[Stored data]
>>>

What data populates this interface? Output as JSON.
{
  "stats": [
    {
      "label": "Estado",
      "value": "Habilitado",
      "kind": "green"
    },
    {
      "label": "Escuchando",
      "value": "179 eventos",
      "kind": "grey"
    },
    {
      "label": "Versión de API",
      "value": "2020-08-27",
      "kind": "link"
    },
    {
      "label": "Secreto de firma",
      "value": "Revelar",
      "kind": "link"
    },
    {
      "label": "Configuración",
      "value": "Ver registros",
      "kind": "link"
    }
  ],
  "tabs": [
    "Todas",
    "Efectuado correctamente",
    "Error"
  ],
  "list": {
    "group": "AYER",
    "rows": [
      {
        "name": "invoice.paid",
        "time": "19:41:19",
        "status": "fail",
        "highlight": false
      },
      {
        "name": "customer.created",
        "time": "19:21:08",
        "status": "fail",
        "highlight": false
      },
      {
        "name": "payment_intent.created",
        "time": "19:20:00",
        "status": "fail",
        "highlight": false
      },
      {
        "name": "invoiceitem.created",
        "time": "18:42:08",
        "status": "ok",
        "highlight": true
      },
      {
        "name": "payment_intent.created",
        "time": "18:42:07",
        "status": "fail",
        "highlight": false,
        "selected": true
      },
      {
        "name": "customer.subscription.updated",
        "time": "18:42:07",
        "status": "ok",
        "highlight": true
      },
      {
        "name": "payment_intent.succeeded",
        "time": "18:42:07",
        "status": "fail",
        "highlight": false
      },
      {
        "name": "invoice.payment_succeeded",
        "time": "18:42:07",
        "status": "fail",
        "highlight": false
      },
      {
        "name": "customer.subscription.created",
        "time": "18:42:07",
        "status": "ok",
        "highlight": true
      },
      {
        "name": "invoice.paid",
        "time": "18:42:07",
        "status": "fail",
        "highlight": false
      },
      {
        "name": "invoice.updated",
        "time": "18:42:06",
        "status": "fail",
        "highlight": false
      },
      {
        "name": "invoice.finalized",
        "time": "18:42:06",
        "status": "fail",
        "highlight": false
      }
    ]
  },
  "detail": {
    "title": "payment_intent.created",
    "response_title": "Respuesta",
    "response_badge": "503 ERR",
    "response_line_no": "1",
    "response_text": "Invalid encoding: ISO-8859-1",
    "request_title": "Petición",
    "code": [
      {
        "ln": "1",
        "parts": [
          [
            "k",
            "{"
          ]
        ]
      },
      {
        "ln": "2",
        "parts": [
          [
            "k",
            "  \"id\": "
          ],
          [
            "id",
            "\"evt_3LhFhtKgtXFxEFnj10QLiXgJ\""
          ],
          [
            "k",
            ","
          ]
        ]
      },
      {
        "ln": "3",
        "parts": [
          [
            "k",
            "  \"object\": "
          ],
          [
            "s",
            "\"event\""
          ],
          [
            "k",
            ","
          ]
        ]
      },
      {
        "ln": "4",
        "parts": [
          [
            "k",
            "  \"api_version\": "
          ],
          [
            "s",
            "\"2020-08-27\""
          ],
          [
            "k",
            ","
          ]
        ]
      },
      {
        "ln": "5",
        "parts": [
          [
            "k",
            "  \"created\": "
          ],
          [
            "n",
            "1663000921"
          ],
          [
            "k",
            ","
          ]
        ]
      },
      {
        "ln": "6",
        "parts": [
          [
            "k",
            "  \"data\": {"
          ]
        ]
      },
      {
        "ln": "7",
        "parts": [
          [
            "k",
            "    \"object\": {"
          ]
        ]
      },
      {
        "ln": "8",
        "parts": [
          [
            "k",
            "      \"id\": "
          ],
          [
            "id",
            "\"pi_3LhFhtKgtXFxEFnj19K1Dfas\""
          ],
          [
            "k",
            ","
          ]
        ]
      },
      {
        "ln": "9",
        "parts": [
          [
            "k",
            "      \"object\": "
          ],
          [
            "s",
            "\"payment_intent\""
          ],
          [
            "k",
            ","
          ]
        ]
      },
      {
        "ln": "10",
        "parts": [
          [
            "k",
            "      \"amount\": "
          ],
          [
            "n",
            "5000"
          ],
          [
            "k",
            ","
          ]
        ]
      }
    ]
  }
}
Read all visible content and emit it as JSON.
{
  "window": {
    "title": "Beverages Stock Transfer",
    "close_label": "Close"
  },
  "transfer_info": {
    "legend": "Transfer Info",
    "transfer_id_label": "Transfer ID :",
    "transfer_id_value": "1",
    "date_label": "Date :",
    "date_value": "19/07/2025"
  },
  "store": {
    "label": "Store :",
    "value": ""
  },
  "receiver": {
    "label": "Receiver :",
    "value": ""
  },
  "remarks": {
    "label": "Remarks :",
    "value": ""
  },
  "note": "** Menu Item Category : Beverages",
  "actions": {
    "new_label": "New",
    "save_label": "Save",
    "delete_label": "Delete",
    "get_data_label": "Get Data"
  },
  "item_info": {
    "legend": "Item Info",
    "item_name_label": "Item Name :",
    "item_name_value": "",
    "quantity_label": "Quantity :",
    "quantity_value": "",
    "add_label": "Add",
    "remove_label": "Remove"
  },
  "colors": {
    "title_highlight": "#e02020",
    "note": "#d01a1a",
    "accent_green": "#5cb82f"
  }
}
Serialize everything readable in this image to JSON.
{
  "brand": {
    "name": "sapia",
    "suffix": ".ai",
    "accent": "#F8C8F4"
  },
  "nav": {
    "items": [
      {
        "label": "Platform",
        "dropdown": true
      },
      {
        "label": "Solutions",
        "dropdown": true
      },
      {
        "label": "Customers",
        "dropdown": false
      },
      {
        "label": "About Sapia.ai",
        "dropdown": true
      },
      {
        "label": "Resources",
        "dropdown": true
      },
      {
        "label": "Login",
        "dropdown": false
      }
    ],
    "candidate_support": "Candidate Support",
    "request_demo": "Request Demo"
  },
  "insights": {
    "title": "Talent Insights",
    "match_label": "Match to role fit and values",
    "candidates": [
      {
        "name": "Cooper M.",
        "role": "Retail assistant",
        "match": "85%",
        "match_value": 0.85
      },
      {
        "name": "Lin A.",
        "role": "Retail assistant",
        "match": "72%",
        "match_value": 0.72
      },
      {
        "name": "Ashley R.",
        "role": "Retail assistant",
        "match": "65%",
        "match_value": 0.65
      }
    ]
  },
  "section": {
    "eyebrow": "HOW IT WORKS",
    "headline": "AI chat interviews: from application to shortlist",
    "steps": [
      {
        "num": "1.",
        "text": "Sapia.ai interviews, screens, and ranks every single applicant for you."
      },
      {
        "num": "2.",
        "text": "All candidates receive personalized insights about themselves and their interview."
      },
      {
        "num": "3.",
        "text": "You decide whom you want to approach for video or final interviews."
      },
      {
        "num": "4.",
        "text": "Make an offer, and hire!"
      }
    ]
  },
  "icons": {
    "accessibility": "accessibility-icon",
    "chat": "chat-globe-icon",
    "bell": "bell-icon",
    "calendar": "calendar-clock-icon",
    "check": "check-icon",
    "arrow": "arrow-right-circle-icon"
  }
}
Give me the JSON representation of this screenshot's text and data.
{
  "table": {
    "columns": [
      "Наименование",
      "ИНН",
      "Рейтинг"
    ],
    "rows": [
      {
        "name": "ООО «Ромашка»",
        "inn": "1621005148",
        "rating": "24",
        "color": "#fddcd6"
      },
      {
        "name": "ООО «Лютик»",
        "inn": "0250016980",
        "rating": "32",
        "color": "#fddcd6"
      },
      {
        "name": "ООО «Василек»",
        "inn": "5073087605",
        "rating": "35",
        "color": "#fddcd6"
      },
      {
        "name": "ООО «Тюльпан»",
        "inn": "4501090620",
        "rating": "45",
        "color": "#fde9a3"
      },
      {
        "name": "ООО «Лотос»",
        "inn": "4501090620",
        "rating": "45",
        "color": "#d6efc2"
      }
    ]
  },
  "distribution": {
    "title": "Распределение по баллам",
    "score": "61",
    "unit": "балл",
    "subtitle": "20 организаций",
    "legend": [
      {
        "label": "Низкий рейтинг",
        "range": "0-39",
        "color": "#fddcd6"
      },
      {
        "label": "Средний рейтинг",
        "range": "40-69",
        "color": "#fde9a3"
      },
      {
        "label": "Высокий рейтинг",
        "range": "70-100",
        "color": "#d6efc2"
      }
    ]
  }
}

<<<

Aim of the task: Look over the listing above. Pick out and copy every line that includes "subscription".

Task answer:
        "name": "customer.subscription.updated",
        "name": "customer.subscription.created",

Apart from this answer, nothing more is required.